• DATASET CONTENT:

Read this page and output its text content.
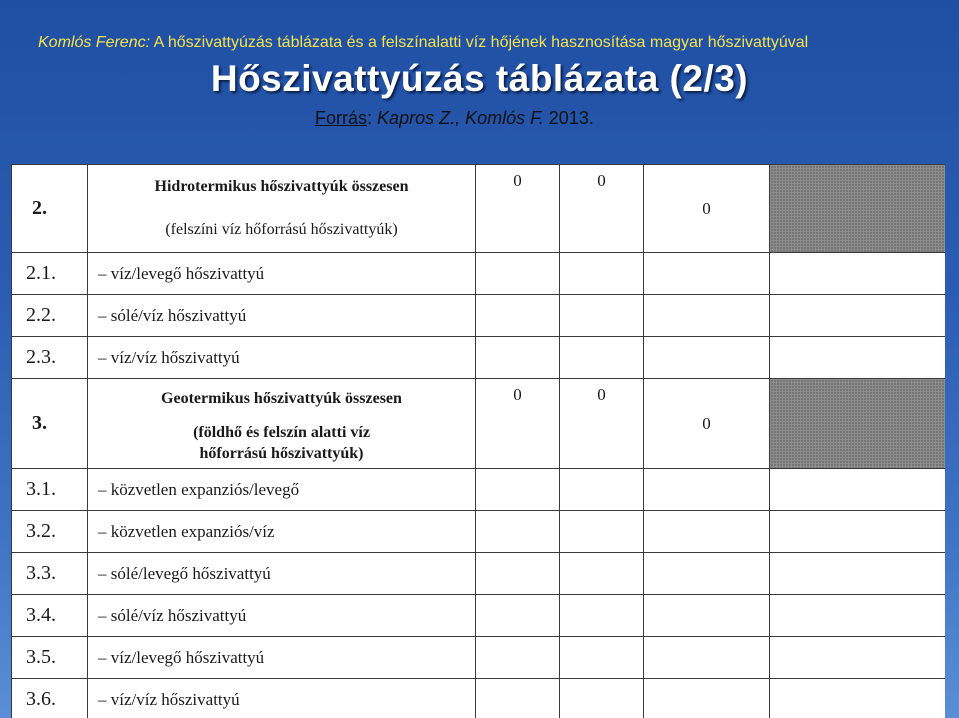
Komlós Ferenc: A hőszivattyúzás táblázata és a felszínalatti víz hőjének hasznosítása magyar hőszivattyúval
Hőszivattyúzás táblázata (2/3)
Forrás: Kapros Z., Komlós F. 2013.
2.	Hidrotermikus hőszivattyúk összesen	0	0	0	
	(felszíni víz hőforrású hőszivattyúk)				
2.1.	– víz/levegő hőszivattyú				
2.2.	– sólé/víz hőszivattyú				
2.3.	– víz/víz hőszivattyú				
3.	Geotermikus hőszivattyúk összesen	0	0	0	
	(földhő és felszín alatti víz
hőforrású hőszivattyúk)				
3.1.	– közvetlen expanziós/levegő				
3.2.	– közvetlen expanziós/víz				
3.3.	– sólé/levegő hőszivattyú				
3.4.	– sólé/víz hőszivattyú				
3.5.	– víz/levegő hőszivattyú				
3.6.	– víz/víz hőszivattyú				
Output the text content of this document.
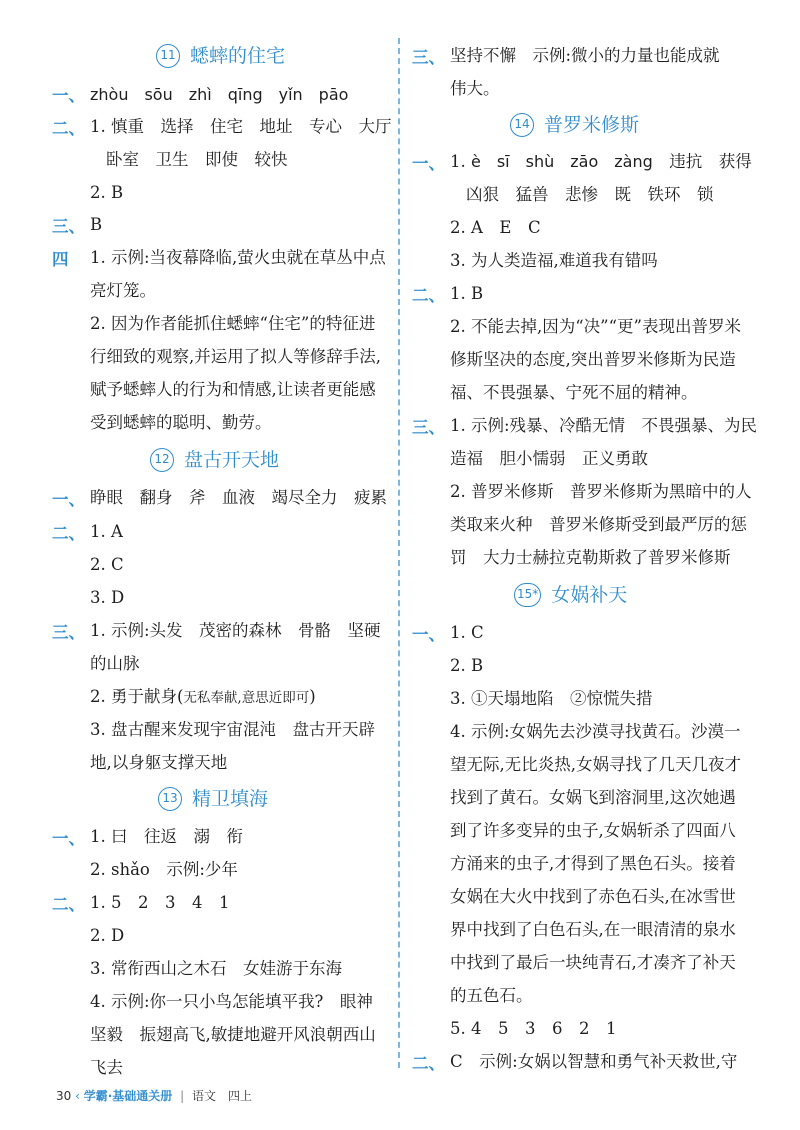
11 蟋蟀的住宅
一、 zhòu　sōu　zhì　qīng　yǐn　pāo
二、 1. 慎重　选择　住宅　地址　专心　大厅
卧室　卫生　即使　较快
2. B
三、 B
四 1. 示例:当夜幕降临,萤火虫就在草丛中点
亮灯笼。
2. 因为作者能抓住蟋蟀“住宅”的特征进
行细致的观察,并运用了拟人等修辞手法,
赋予蟋蟀人的行为和情感,让读者更能感
受到蟋蟀的聪明、勤劳。
12 盘古开天地
一、 睁眼　翻身　斧　血液　竭尽全力　疲累
二、 1. A
2. C
3. D
三、 1. 示例:头发　茂密的森林　骨骼　坚硬
的山脉
2. 勇于献身(无私奉献,意思近即可)
3. 盘古醒来发现宇宙混沌　盘古开天辟
地,以身躯支撑天地
13 精卫填海
一、 1. 曰　往返　溺　衔
2. shǎo　示例:少年
二、 1. 5　2　3　4　1
2. D
3. 常衔西山之木石　女娃游于东海
4. 示例:你一只小鸟怎能填平我?　眼神
坚毅　振翅高飞,敏捷地避开风浪朝西山
飞去
三、 坚持不懈　示例:微小的力量也能成就
伟大。
14 普罗米修斯
一、 1. è　sī　shù　zāo　zàng　违抗　获得
凶狠　猛兽　悲惨　既　铁环　锁
2. A　E　C
3. 为人类造福,难道我有错吗
二、 1. B
2. 不能去掉,因为“决”“更”表现出普罗米
修斯坚决的态度,突出普罗米修斯为民造
福、不畏强暴、宁死不屈的精神。
三、 1. 示例:残暴、冷酷无情　不畏强暴、为民
造福　胆小懦弱　正义勇敢
2. 普罗米修斯　普罗米修斯为黑暗中的人
类取来火种　普罗米修斯受到最严厉的惩
罚　大力士赫拉克勒斯救了普罗米修斯
15* 女娲补天
一、 1. C
2. B
3. ①天塌地陷　②惊慌失措
4. 示例:女娲先去沙漠寻找黄石。沙漠一
望无际,无比炎热,女娲寻找了几天几夜才
找到了黄石。女娲飞到溶洞里,这次她遇
到了许多变异的虫子,女娲斩杀了四面八
方涌来的虫子,才得到了黑色石头。接着
女娲在大火中找到了赤色石头,在冰雪世
界中找到了白色石头,在一眼清清的泉水
中找到了最后一块纯青石,才凑齐了补天
的五色石。
5. 4　5　3　6　2　1
二、 C　示例:女娲以智慧和勇气补天救世,守
30 ‹ 学霸·基础通关册 | 语文　四上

• SHORT TASK: Nothing but the lines from the line containing "Output the text content of this document." through the last line of the records above is to be extracted, exactly and with no pictures.

• RESULT BELOW:
Output the text content of this document.
11 蟋蟀的住宅
一、 zhòu　sōu　zhì　qīng　yǐn　pāo
二、 1. 慎重　选择　住宅　地址　专心　大厅
卧室　卫生　即使　较快
2. B
三、 B
四 1. 示例:当夜幕降临,萤火虫就在草丛中点
亮灯笼。
2. 因为作者能抓住蟋蟀“住宅”的特征进
行细致的观察,并运用了拟人等修辞手法,
赋予蟋蟀人的行为和情感,让读者更能感
受到蟋蟀的聪明、勤劳。
12 盘古开天地
一、 睁眼　翻身　斧　血液　竭尽全力　疲累
二、 1. A
2. C
3. D
三、 1. 示例:头发　茂密的森林　骨骼　坚硬
的山脉
2. 勇于献身(无私奉献,意思近即可)
3. 盘古醒来发现宇宙混沌　盘古开天辟
地,以身躯支撑天地
13 精卫填海
一、 1. 曰　往返　溺　衔
2. shǎo　示例:少年
二、 1. 5　2　3　4　1
2. D
3. 常衔西山之木石　女娃游于东海
4. 示例:你一只小鸟怎能填平我?　眼神
坚毅　振翅高飞,敏捷地避开风浪朝西山
飞去
三、 坚持不懈　示例:微小的力量也能成就
伟大。
14 普罗米修斯
一、 1. è　sī　shù　zāo　zàng　违抗　获得
凶狠　猛兽　悲惨　既　铁环　锁
2. A　E　C
3. 为人类造福,难道我有错吗
二、 1. B
2. 不能去掉,因为“决”“更”表现出普罗米
修斯坚决的态度,突出普罗米修斯为民造
福、不畏强暴、宁死不屈的精神。
三、 1. 示例:残暴、冷酷无情　不畏强暴、为民
造福　胆小懦弱　正义勇敢
2. 普罗米修斯　普罗米修斯为黑暗中的人
类取来火种　普罗米修斯受到最严厉的惩
罚　大力士赫拉克勒斯救了普罗米修斯
15* 女娲补天
一、 1. C
2. B
3. ①天塌地陷　②惊慌失措
4. 示例:女娲先去沙漠寻找黄石。沙漠一
望无际,无比炎热,女娲寻找了几天几夜才
找到了黄石。女娲飞到溶洞里,这次她遇
到了许多变异的虫子,女娲斩杀了四面八
方涌来的虫子,才得到了黑色石头。接着
女娲在大火中找到了赤色石头,在冰雪世
界中找到了白色石头,在一眼清清的泉水
中找到了最后一块纯青石,才凑齐了补天
的五色石。
5. 4　5　3　6　2　1
二、 C　示例:女娲以智慧和勇气补天救世,守
30 ‹ 学霸·基础通关册 | 语文　四上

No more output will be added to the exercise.